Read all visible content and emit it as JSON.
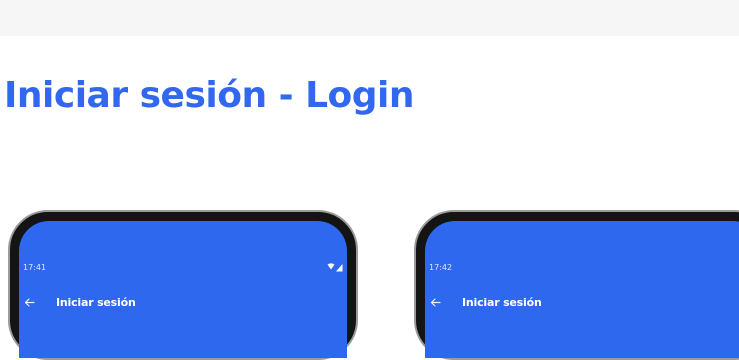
{
  "page": {
    "title": "Iniciar sesión - Login"
  },
  "phones": [
    {
      "status_time": "17:41",
      "appbar_title": "Iniciar sesión"
    },
    {
      "status_time": "17:42",
      "appbar_title": "Iniciar sesión"
    }
  ],
  "colors": {
    "title_blue": "#3267f0",
    "app_blue": "#2e68ee",
    "device_frame": "#141414",
    "top_band": "#f6f6f7"
  },
  "icons": {
    "back": "arrow-left-icon",
    "wifi": "wifi-icon",
    "signal": "cell-signal-icon"
  }
}
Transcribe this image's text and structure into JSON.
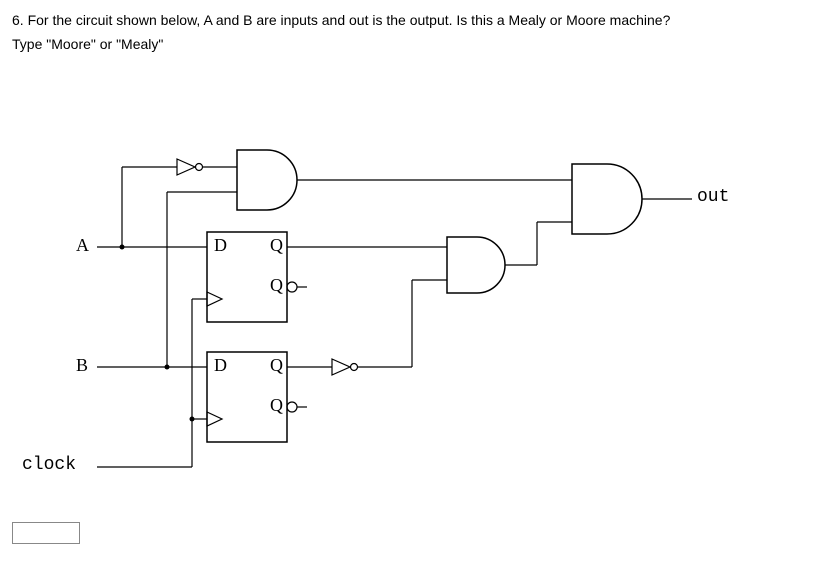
{
  "question": {
    "number": "6.",
    "text": "For the circuit shown below, A and B are inputs and out is the output. Is this a Mealy or Moore machine?",
    "instruction": "Type \"Moore\" or \"Mealy\""
  },
  "diagram": {
    "inputA": "A",
    "inputB": "B",
    "clock": "clock",
    "output": "out",
    "ff1": {
      "d": "D",
      "q": "Q",
      "qbar": "Q"
    },
    "ff2": {
      "d": "D",
      "q": "Q",
      "qbar": "Q"
    }
  },
  "input": {
    "value": "",
    "placeholder": ""
  }
}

What you should do |
Within the listing above, find every line containing the string "text" and return it.

Written reply |
Transcribe this image's text and structure into JSON.
    "text": "For the circuit shown below, A and B are inputs and out is the output. Is this a Mealy or Moore machine?",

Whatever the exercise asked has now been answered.